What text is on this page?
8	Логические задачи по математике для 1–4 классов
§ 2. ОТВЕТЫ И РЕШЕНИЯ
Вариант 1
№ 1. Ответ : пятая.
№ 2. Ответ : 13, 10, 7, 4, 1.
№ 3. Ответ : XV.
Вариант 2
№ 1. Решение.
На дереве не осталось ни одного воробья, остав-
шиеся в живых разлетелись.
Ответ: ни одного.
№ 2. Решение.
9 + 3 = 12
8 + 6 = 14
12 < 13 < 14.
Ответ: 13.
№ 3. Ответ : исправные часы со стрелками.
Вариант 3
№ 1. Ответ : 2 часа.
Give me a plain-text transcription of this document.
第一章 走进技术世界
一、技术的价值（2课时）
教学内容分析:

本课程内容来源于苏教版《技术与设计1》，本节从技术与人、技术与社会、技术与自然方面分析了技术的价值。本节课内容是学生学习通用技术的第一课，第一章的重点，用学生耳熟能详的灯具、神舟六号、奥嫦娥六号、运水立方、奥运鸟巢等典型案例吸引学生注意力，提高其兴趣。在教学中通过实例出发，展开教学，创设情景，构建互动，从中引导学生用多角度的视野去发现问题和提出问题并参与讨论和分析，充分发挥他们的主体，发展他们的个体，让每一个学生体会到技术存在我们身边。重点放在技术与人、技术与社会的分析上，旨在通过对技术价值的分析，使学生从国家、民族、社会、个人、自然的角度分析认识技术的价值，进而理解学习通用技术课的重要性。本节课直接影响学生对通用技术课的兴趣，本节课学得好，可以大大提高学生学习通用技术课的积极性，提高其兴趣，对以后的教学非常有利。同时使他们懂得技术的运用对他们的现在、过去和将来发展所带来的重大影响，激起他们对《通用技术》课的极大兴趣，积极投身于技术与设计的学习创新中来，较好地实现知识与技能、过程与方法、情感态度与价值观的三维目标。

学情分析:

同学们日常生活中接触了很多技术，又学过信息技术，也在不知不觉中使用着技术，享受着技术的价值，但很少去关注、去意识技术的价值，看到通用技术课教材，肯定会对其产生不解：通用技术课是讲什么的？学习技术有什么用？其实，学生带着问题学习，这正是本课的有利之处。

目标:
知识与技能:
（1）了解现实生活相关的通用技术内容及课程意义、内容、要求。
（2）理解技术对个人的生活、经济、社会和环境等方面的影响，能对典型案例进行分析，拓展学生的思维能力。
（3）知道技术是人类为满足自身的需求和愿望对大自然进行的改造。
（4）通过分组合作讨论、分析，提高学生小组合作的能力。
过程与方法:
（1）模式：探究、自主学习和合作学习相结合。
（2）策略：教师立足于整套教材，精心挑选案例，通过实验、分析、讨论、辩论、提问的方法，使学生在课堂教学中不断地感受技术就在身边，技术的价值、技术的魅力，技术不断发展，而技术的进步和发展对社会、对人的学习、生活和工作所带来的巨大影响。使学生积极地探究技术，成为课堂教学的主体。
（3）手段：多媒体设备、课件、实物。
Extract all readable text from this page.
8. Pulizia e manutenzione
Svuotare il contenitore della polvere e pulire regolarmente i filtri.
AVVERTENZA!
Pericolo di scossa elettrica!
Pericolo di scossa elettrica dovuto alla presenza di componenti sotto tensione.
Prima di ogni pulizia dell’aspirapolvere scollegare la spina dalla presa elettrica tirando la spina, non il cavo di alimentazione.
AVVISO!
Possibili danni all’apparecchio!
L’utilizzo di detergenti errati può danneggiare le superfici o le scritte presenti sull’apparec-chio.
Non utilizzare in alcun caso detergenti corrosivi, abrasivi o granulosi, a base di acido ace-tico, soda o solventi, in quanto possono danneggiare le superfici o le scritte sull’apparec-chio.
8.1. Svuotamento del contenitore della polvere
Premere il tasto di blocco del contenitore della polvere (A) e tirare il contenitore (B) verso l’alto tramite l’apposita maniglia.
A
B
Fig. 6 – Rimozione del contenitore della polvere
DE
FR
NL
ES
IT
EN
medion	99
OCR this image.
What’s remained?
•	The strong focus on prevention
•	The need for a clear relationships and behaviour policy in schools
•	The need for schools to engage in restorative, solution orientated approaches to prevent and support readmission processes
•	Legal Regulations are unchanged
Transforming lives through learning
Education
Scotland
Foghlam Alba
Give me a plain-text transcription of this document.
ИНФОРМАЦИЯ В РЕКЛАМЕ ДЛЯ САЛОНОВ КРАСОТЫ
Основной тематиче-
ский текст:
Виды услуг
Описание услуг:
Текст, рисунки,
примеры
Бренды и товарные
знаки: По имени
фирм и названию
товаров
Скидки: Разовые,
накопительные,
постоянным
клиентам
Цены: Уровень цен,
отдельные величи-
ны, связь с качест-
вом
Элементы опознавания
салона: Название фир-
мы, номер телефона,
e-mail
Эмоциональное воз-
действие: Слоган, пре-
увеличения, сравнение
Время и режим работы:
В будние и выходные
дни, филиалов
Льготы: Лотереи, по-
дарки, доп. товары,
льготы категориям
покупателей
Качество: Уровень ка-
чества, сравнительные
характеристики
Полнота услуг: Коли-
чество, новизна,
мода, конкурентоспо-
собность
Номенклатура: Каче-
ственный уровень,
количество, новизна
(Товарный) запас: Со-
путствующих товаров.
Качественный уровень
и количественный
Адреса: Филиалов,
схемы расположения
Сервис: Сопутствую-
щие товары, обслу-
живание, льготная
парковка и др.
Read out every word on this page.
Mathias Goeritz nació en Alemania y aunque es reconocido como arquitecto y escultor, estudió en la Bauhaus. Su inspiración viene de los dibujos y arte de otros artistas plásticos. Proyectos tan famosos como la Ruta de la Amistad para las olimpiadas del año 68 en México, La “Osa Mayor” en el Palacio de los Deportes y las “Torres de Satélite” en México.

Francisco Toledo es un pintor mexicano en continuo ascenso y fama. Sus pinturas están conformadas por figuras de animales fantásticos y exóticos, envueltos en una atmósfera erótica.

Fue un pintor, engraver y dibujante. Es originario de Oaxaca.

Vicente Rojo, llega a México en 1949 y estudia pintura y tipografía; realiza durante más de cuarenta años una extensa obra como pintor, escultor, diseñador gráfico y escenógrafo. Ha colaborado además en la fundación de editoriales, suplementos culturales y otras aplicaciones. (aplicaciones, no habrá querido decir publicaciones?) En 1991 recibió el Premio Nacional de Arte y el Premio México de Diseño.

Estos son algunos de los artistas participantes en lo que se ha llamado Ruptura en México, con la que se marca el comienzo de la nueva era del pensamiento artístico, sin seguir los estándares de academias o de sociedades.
########
Task directions:
Read through the data and copy every line where "text" shows up.

Output of the task:
What text is on this page?
Give me a plain-text transcription of this document.
Extract all readable text from this page.
Give me a plain-text transcription of this document.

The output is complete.